**What to do**. Give the data below again exactly as it stands. Omit the pictures.
_ _ _
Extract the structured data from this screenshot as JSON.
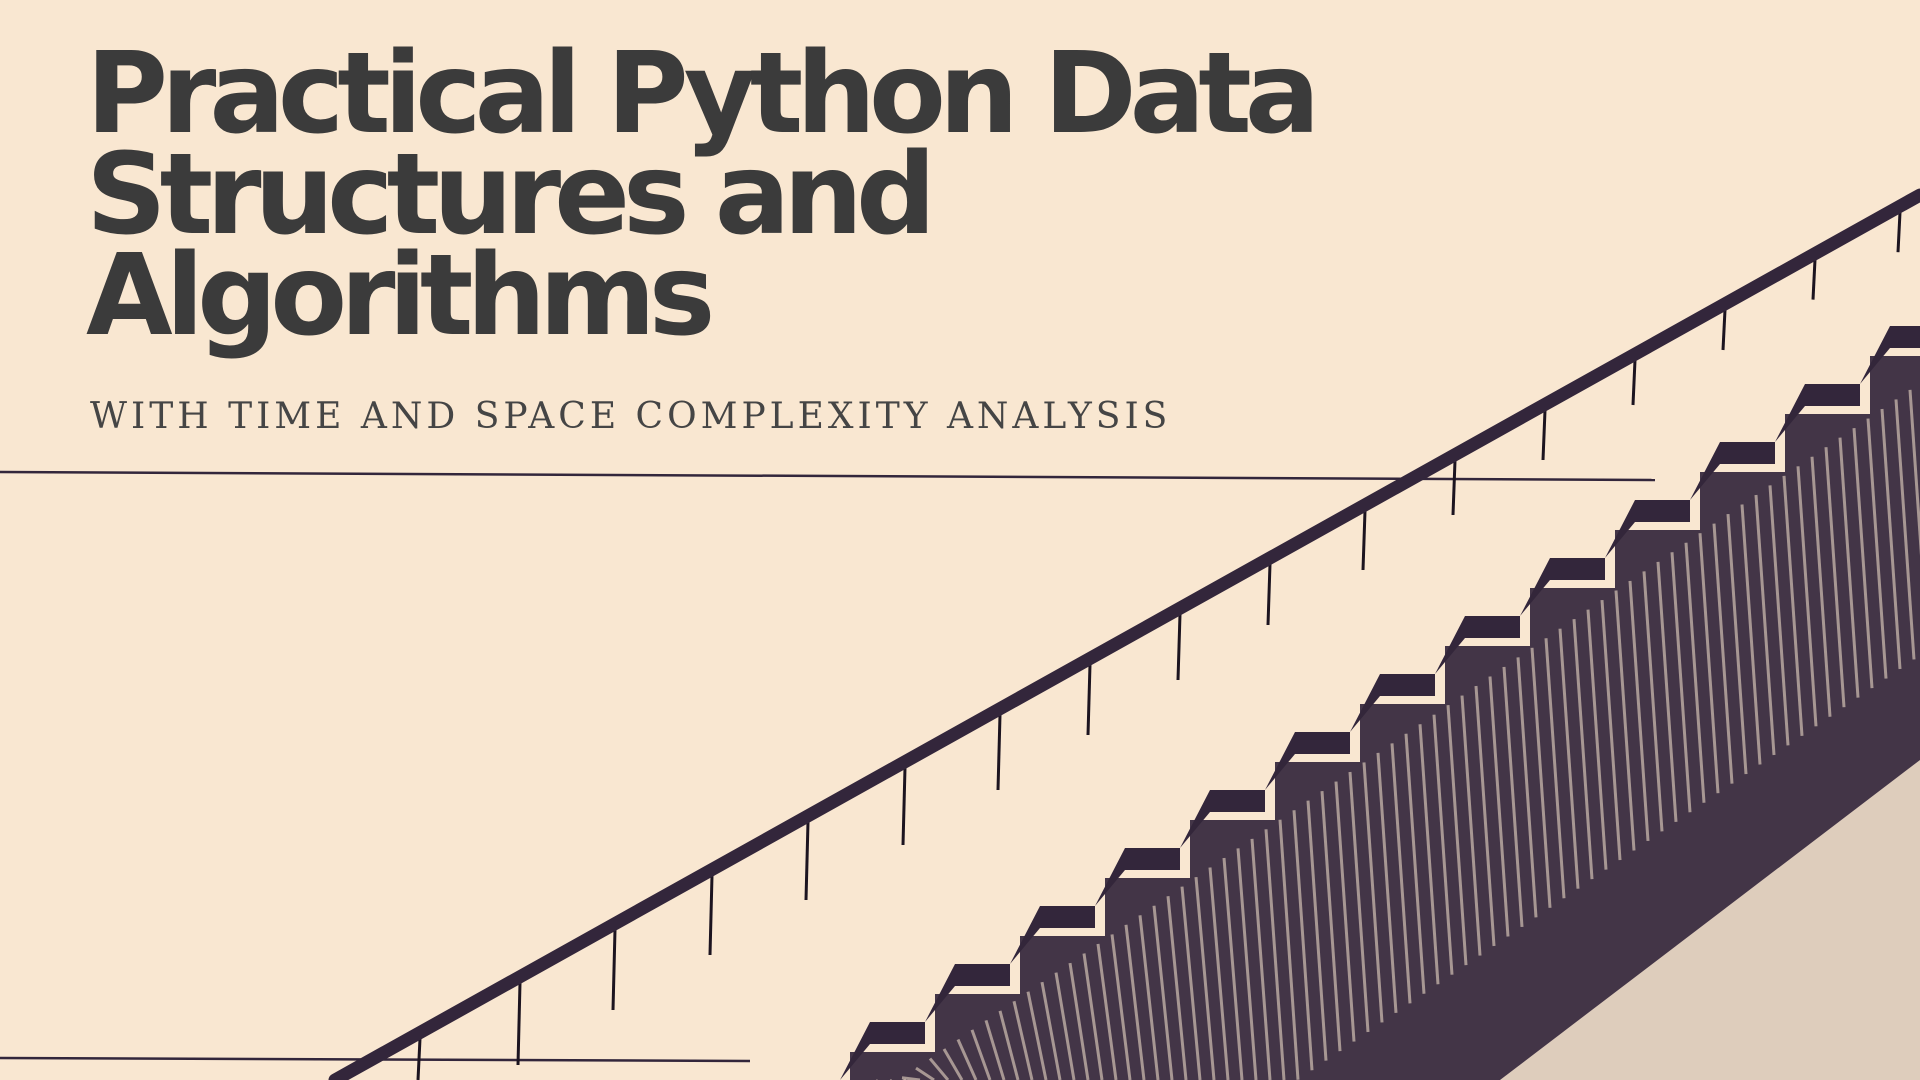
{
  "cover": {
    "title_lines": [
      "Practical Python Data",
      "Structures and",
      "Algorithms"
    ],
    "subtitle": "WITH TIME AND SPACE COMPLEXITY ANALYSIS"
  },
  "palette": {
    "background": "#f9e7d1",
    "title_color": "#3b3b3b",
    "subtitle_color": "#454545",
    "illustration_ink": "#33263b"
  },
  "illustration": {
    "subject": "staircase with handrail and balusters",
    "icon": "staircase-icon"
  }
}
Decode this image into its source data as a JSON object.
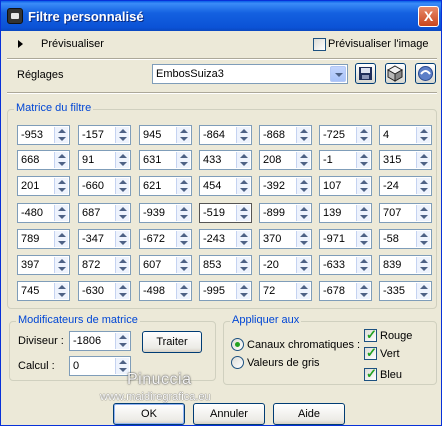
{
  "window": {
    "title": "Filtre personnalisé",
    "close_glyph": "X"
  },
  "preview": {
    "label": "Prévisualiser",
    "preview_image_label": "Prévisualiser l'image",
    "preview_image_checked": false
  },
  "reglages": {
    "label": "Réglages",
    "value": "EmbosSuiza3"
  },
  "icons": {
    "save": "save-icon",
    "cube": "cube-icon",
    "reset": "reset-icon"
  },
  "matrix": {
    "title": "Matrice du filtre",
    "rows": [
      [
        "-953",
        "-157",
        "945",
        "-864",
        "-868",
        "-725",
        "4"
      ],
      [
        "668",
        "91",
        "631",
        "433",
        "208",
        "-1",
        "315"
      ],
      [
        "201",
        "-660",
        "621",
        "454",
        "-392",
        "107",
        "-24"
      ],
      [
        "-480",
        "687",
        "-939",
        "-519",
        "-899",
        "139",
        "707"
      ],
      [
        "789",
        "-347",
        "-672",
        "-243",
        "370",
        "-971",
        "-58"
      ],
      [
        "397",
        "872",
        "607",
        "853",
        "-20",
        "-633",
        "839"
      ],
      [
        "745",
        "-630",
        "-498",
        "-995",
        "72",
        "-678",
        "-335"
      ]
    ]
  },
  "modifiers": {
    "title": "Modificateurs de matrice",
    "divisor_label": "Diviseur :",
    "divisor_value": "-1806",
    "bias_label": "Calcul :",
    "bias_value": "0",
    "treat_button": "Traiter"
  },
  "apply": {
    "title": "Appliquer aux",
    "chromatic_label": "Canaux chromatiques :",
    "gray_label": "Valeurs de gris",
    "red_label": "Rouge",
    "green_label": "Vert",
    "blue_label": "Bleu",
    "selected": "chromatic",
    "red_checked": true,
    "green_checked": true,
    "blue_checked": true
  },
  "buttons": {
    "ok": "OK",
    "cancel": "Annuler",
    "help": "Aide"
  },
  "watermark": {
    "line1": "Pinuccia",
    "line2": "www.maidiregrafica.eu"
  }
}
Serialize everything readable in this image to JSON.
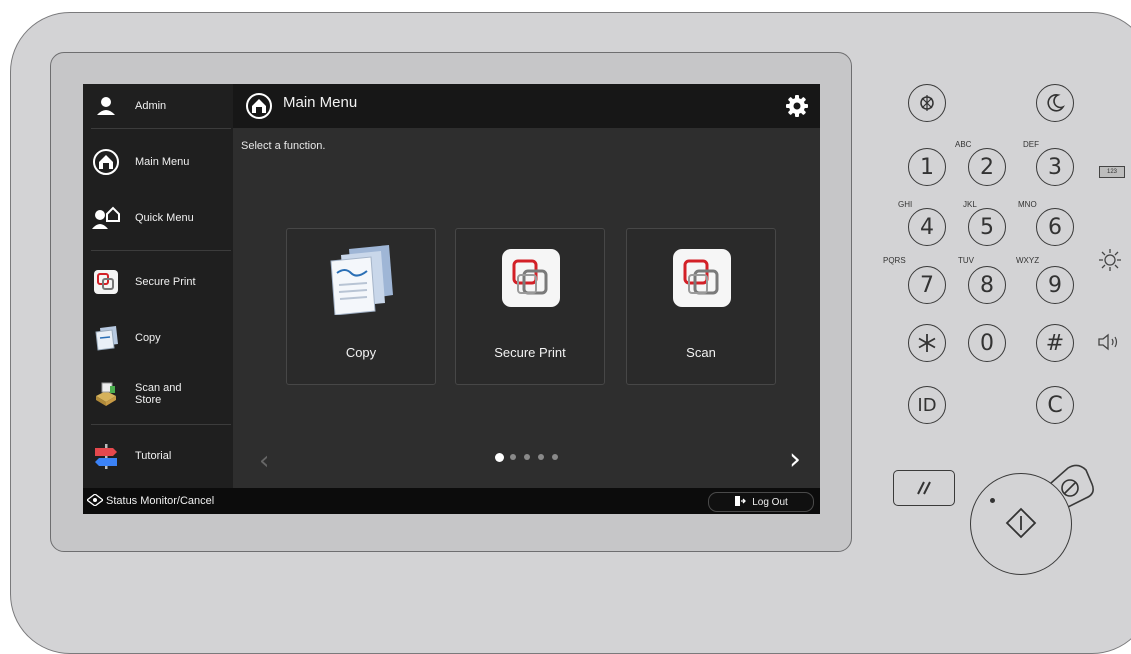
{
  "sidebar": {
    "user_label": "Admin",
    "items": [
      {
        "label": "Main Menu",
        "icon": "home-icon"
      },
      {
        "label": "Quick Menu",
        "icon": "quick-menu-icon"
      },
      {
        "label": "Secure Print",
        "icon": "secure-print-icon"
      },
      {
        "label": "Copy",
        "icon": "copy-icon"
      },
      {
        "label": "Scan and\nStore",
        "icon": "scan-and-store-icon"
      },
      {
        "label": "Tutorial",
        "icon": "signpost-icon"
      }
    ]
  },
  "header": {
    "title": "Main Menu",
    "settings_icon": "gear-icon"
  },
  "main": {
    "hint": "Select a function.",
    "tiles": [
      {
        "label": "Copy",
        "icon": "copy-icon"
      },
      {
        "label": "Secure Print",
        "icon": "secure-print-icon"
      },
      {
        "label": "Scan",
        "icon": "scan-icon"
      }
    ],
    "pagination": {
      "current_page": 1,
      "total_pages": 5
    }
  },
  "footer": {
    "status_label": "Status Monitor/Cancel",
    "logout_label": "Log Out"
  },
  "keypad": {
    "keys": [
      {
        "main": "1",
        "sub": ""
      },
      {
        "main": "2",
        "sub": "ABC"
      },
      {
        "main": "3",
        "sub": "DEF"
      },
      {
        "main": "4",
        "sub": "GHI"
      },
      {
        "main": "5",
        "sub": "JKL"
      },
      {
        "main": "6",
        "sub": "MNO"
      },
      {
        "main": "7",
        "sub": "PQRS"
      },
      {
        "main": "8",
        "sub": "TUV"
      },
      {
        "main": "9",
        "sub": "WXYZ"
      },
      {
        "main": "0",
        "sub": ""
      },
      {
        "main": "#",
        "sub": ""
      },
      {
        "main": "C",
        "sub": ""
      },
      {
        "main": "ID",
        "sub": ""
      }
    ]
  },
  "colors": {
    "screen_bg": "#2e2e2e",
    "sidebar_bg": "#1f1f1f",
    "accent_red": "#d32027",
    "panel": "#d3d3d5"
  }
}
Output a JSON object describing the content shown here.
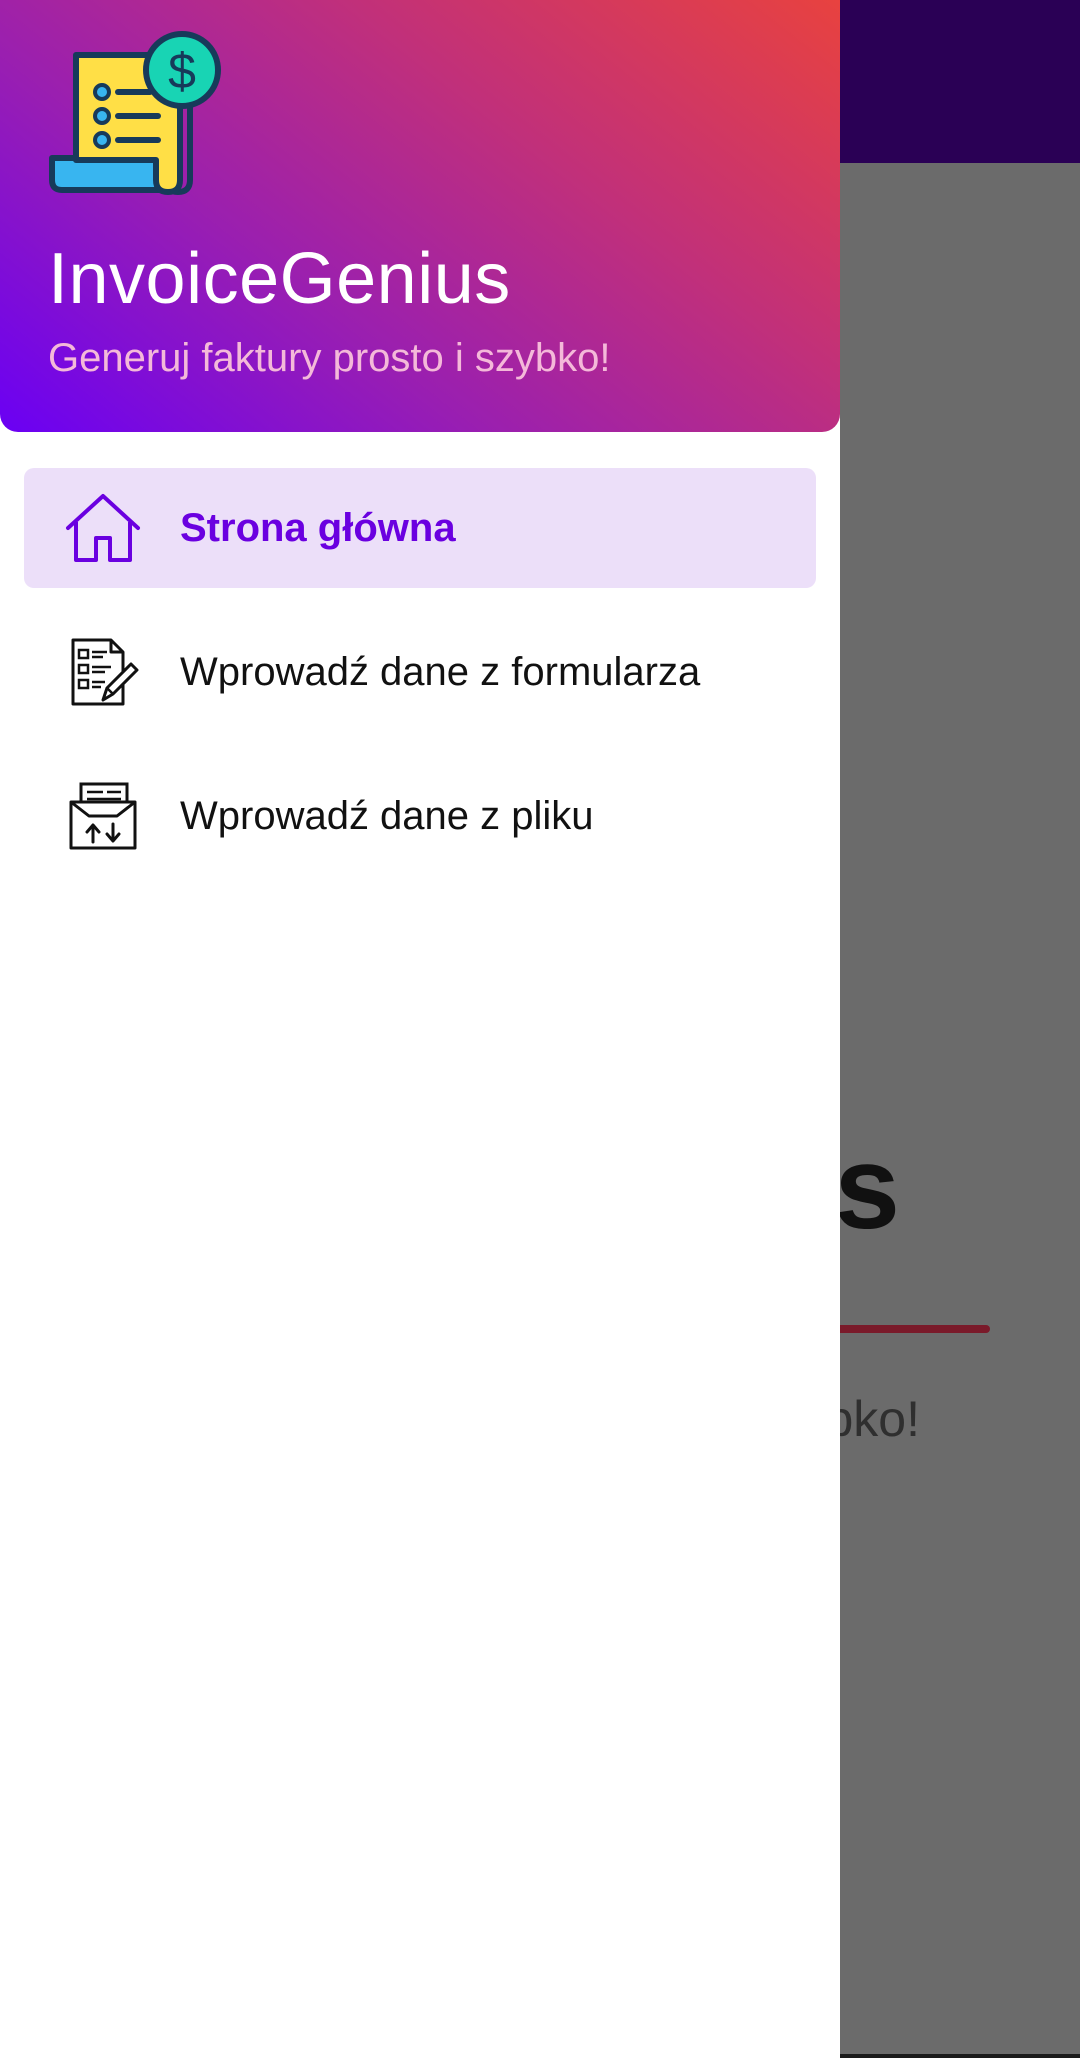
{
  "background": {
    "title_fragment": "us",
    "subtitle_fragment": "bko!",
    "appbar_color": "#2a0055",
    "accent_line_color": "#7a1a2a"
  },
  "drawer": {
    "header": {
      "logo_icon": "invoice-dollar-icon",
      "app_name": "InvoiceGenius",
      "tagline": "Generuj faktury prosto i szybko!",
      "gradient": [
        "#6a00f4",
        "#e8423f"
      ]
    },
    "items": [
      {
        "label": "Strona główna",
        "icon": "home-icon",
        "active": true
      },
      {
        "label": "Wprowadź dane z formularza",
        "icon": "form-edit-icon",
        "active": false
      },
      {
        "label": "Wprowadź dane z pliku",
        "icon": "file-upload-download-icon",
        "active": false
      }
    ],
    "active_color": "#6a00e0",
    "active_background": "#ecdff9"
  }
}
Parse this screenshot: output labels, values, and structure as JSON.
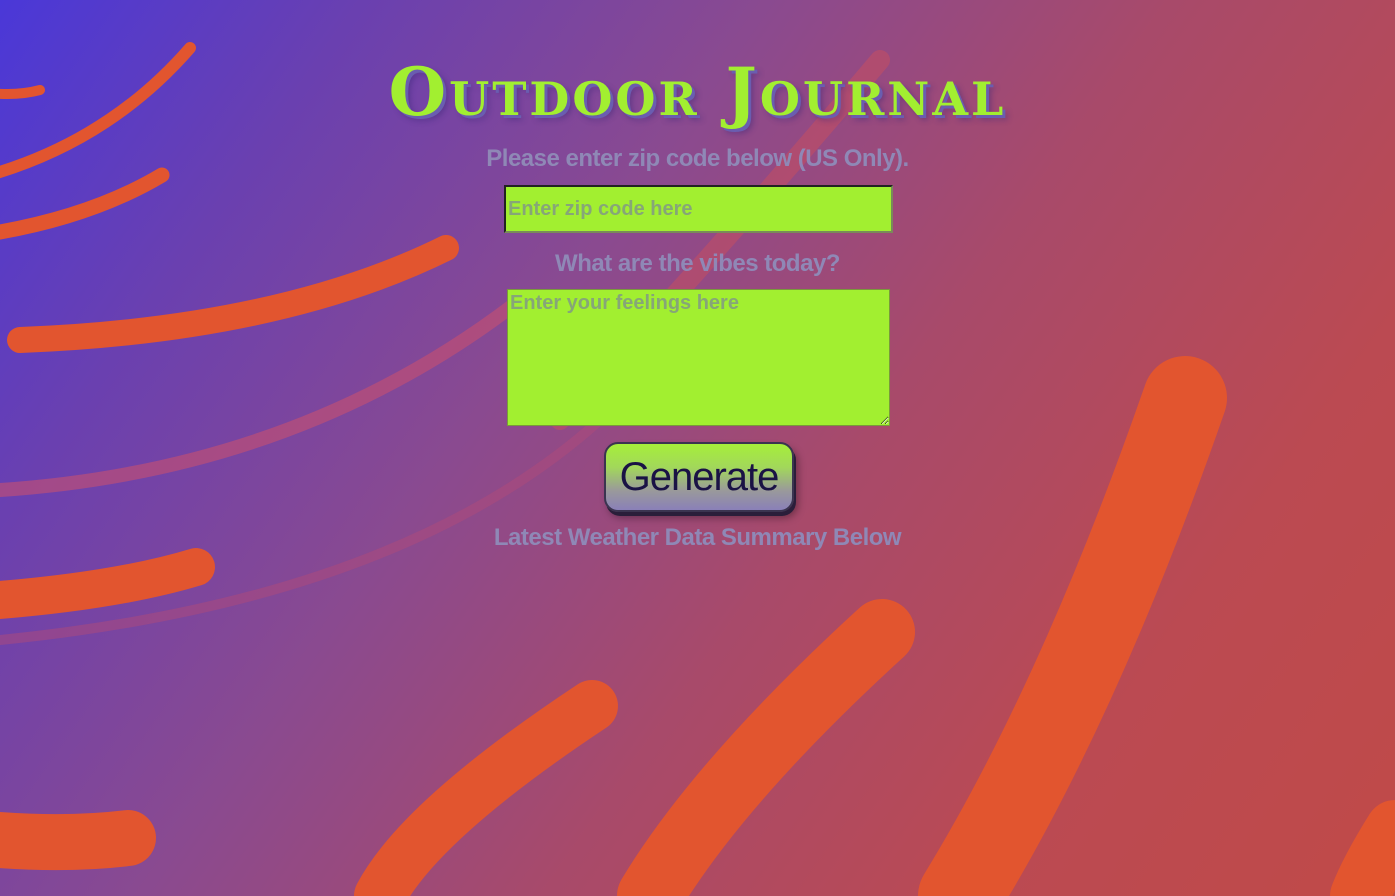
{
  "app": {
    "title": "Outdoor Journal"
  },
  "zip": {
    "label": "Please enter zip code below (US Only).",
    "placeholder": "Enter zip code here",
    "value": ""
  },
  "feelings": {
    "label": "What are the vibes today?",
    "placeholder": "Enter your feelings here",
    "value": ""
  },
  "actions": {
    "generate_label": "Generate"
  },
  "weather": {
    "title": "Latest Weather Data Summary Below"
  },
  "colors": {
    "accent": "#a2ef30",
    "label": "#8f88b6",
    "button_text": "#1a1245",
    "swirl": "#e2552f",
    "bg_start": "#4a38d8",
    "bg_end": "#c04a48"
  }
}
_ _ _
**The completed task**.
Extract the structured data from this screenshot as JSON.
{
  "cover": {
    "title_lines": [
      "Practical Python Data",
      "Structures and",
      "Algorithms"
    ],
    "subtitle": "WITH TIME AND SPACE COMPLEXITY ANALYSIS"
  },
  "palette": {
    "background": "#f9e7d1",
    "title_color": "#3b3b3b",
    "subtitle_color": "#454545",
    "illustration_ink": "#33263b"
  },
  "illustration": {
    "subject": "staircase with handrail and balusters",
    "icon": "staircase-icon"
  }
}
Decode this image into its source data as a JSON object.
{
  "window": {
    "title": "Filtre personnalisé",
    "close_glyph": "X"
  },
  "preview": {
    "label": "Prévisualiser",
    "preview_image_label": "Prévisualiser l'image",
    "preview_image_checked": false
  },
  "reglages": {
    "label": "Réglages",
    "value": "EmbosSuiza3"
  },
  "icons": {
    "save": "save-icon",
    "cube": "cube-icon",
    "reset": "reset-icon"
  },
  "matrix": {
    "title": "Matrice du filtre",
    "rows": [
      [
        "-953",
        "-157",
        "945",
        "-864",
        "-868",
        "-725",
        "4"
      ],
      [
        "668",
        "91",
        "631",
        "433",
        "208",
        "-1",
        "315"
      ],
      [
        "201",
        "-660",
        "621",
        "454",
        "-392",
        "107",
        "-24"
      ],
      [
        "-480",
        "687",
        "-939",
        "-519",
        "-899",
        "139",
        "707"
      ],
      [
        "789",
        "-347",
        "-672",
        "-243",
        "370",
        "-971",
        "-58"
      ],
      [
        "397",
        "872",
        "607",
        "853",
        "-20",
        "-633",
        "839"
      ],
      [
        "745",
        "-630",
        "-498",
        "-995",
        "72",
        "-678",
        "-335"
      ]
    ]
  },
  "modifiers": {
    "title": "Modificateurs de matrice",
    "divisor_label": "Diviseur :",
    "divisor_value": "-1806",
    "bias_label": "Calcul :",
    "bias_value": "0",
    "treat_button": "Traiter"
  },
  "apply": {
    "title": "Appliquer aux",
    "chromatic_label": "Canaux chromatiques :",
    "gray_label": "Valeurs de gris",
    "red_label": "Rouge",
    "green_label": "Vert",
    "blue_label": "Bleu",
    "selected": "chromatic",
    "red_checked": true,
    "green_checked": true,
    "blue_checked": true
  },
  "buttons": {
    "ok": "OK",
    "cancel": "Annuler",
    "help": "Aide"
  },
  "watermark": {
    "line1": "Pinuccia",
    "line2": "www.maidiregrafica.eu"
  }
}
Serialize everything readable in this image to JSON.
{
  "sidebar": {
    "user_label": "Admin",
    "items": [
      {
        "label": "Main Menu",
        "icon": "home-icon"
      },
      {
        "label": "Quick Menu",
        "icon": "quick-menu-icon"
      },
      {
        "label": "Secure Print",
        "icon": "secure-print-icon"
      },
      {
        "label": "Copy",
        "icon": "copy-icon"
      },
      {
        "label": "Scan and\nStore",
        "icon": "scan-and-store-icon"
      },
      {
        "label": "Tutorial",
        "icon": "signpost-icon"
      }
    ]
  },
  "header": {
    "title": "Main Menu",
    "settings_icon": "gear-icon"
  },
  "main": {
    "hint": "Select a function.",
    "tiles": [
      {
        "label": "Copy",
        "icon": "copy-icon"
      },
      {
        "label": "Secure Print",
        "icon": "secure-print-icon"
      },
      {
        "label": "Scan",
        "icon": "scan-icon"
      }
    ],
    "pagination": {
      "current_page": 1,
      "total_pages": 5
    }
  },
  "footer": {
    "status_label": "Status Monitor/Cancel",
    "logout_label": "Log Out"
  },
  "keypad": {
    "keys": [
      {
        "main": "1",
        "sub": ""
      },
      {
        "main": "2",
        "sub": "ABC"
      },
      {
        "main": "3",
        "sub": "DEF"
      },
      {
        "main": "4",
        "sub": "GHI"
      },
      {
        "main": "5",
        "sub": "JKL"
      },
      {
        "main": "6",
        "sub": "MNO"
      },
      {
        "main": "7",
        "sub": "PQRS"
      },
      {
        "main": "8",
        "sub": "TUV"
      },
      {
        "main": "9",
        "sub": "WXYZ"
      },
      {
        "main": "0",
        "sub": ""
      },
      {
        "main": "#",
        "sub": ""
      },
      {
        "main": "C",
        "sub": ""
      },
      {
        "main": "ID",
        "sub": ""
      }
    ]
  },
  "colors": {
    "screen_bg": "#2e2e2e",
    "sidebar_bg": "#1f1f1f",
    "accent_red": "#d32027",
    "panel": "#d3d3d5"
  }
}
Output a JSON object describing the content shown here.
{
  "background": {
    "title_fragment": "us",
    "subtitle_fragment": "bko!",
    "appbar_color": "#2a0055",
    "accent_line_color": "#7a1a2a"
  },
  "drawer": {
    "header": {
      "logo_icon": "invoice-dollar-icon",
      "app_name": "InvoiceGenius",
      "tagline": "Generuj faktury prosto i szybko!",
      "gradient": [
        "#6a00f4",
        "#e8423f"
      ]
    },
    "items": [
      {
        "label": "Strona główna",
        "icon": "home-icon",
        "active": true
      },
      {
        "label": "Wprowadź dane z formularza",
        "icon": "form-edit-icon",
        "active": false
      },
      {
        "label": "Wprowadź dane z pliku",
        "icon": "file-upload-download-icon",
        "active": false
      }
    ],
    "active_color": "#6a00e0",
    "active_background": "#ecdff9"
  }
}
Parse this screenshot: output labels, values, and structure as JSON.
{
  "app": {
    "title": "Outdoor Journal"
  },
  "zip": {
    "label": "Please enter zip code below (US Only).",
    "placeholder": "Enter zip code here",
    "value": ""
  },
  "feelings": {
    "label": "What are the vibes today?",
    "placeholder": "Enter your feelings here",
    "value": ""
  },
  "actions": {
    "generate_label": "Generate"
  },
  "weather": {
    "title": "Latest Weather Data Summary Below"
  },
  "colors": {
    "accent": "#a2ef30",
    "label": "#8f88b6",
    "button_text": "#1a1245",
    "swirl": "#e2552f",
    "bg_start": "#4a38d8",
    "bg_end": "#c04a48"
  }
}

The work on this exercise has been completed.